### Task description
Lines containing the word "content" are to be located and copied.
──────────────────────────────
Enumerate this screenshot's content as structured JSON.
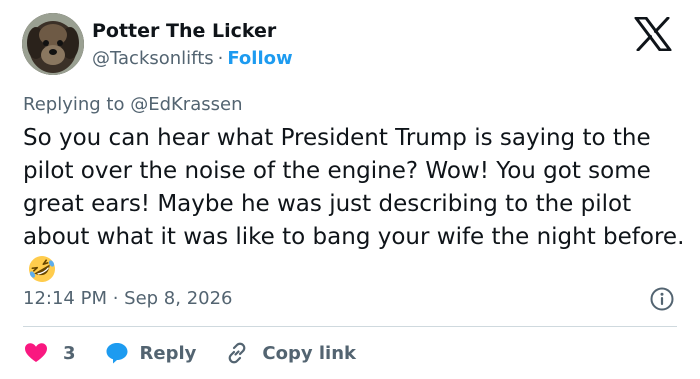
{
  "author": {
    "display_name": "Potter The Licker",
    "handle": "@Tacksonlifts",
    "separator": "·",
    "follow_label": "Follow"
  },
  "logo": "x-logo",
  "reply_context": "Replying to @EdKrassen",
  "tweet": {
    "text": "So you can hear what President Trump is saying to the pilot over the noise of the engine? Wow! You got some great ears! Maybe he was just describing to the pilot about what it was like to bang your wife the night before.",
    "emoji": "rolling-on-floor-laughing"
  },
  "timestamp": "12:14 PM · Sep 8, 2026",
  "actions": {
    "like_count": "3",
    "reply_label": "Reply",
    "copy_label": "Copy link"
  },
  "colors": {
    "accent": "#1d9bf0",
    "like": "#f91880",
    "text": "#0f1419",
    "muted": "#536471"
  }
}
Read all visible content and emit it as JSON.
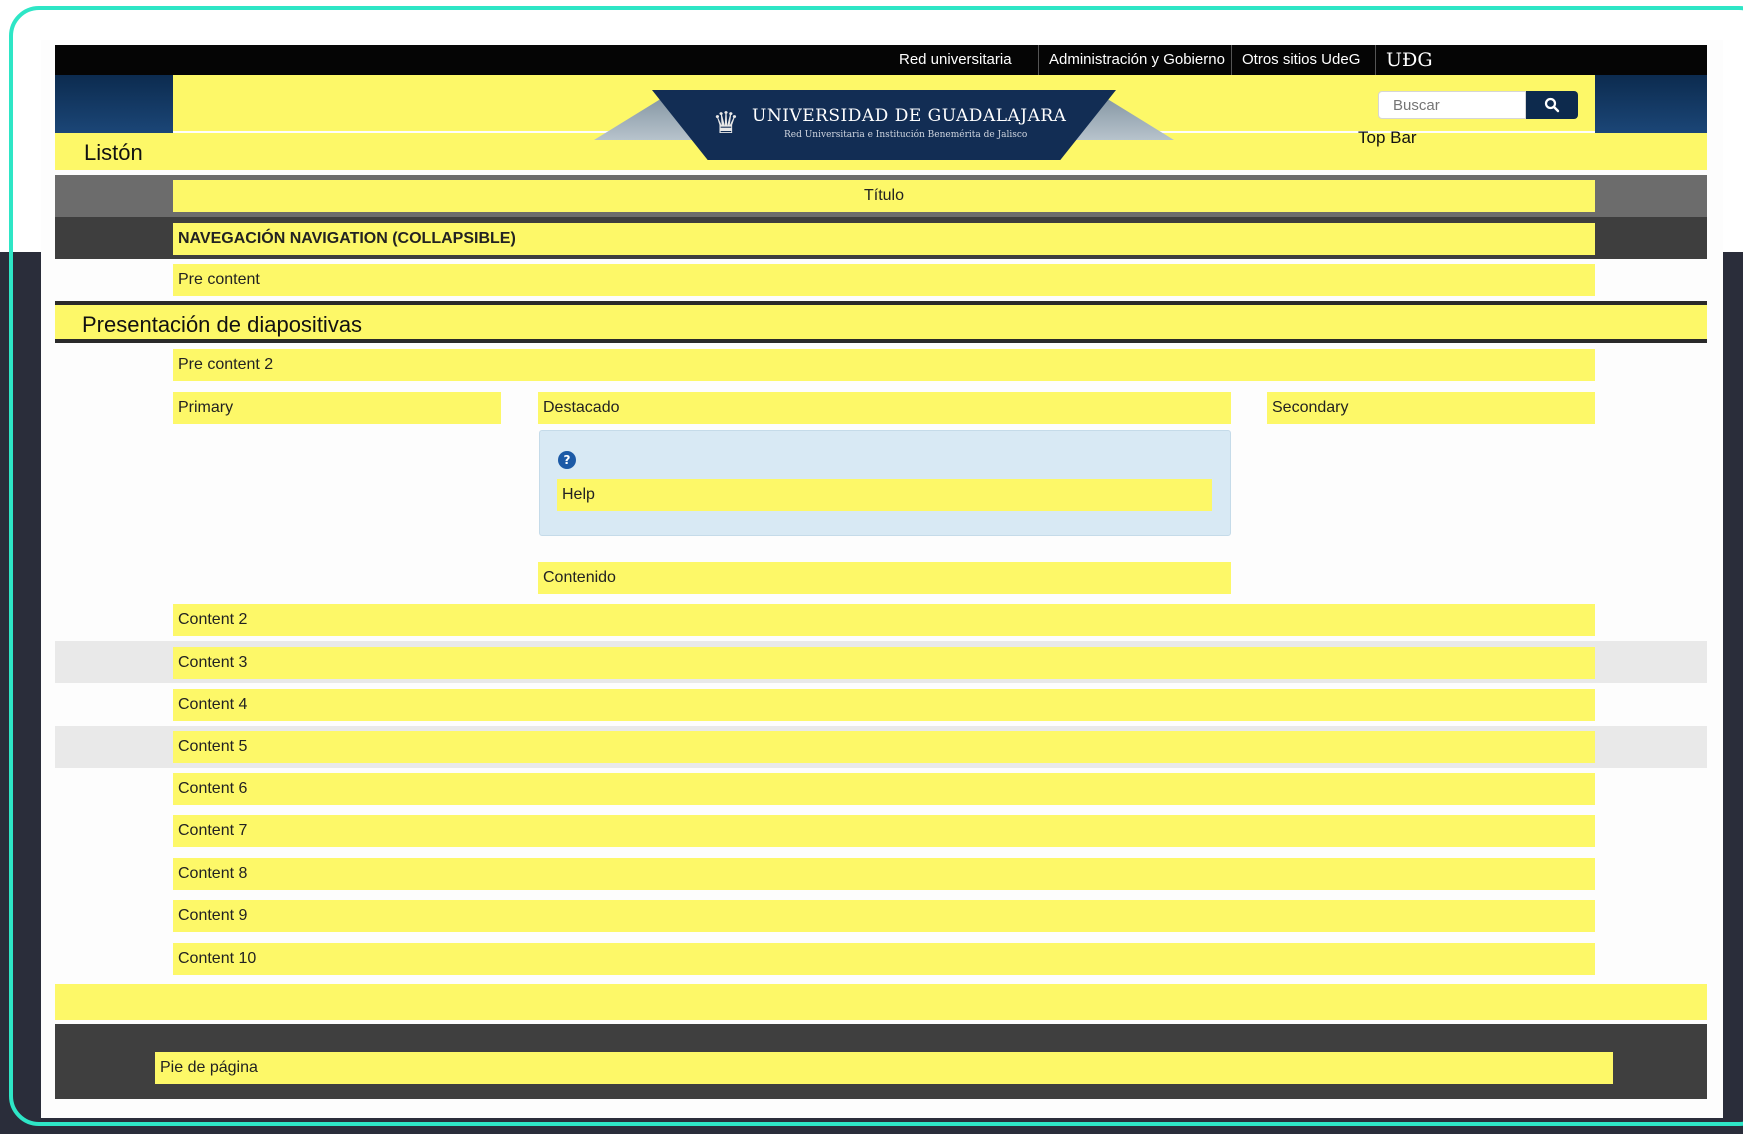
──────────────────────────────
### Response to this exercise
Enumerate this screenshot's content as structured JSON.
Read all visible content and emit it as JSON.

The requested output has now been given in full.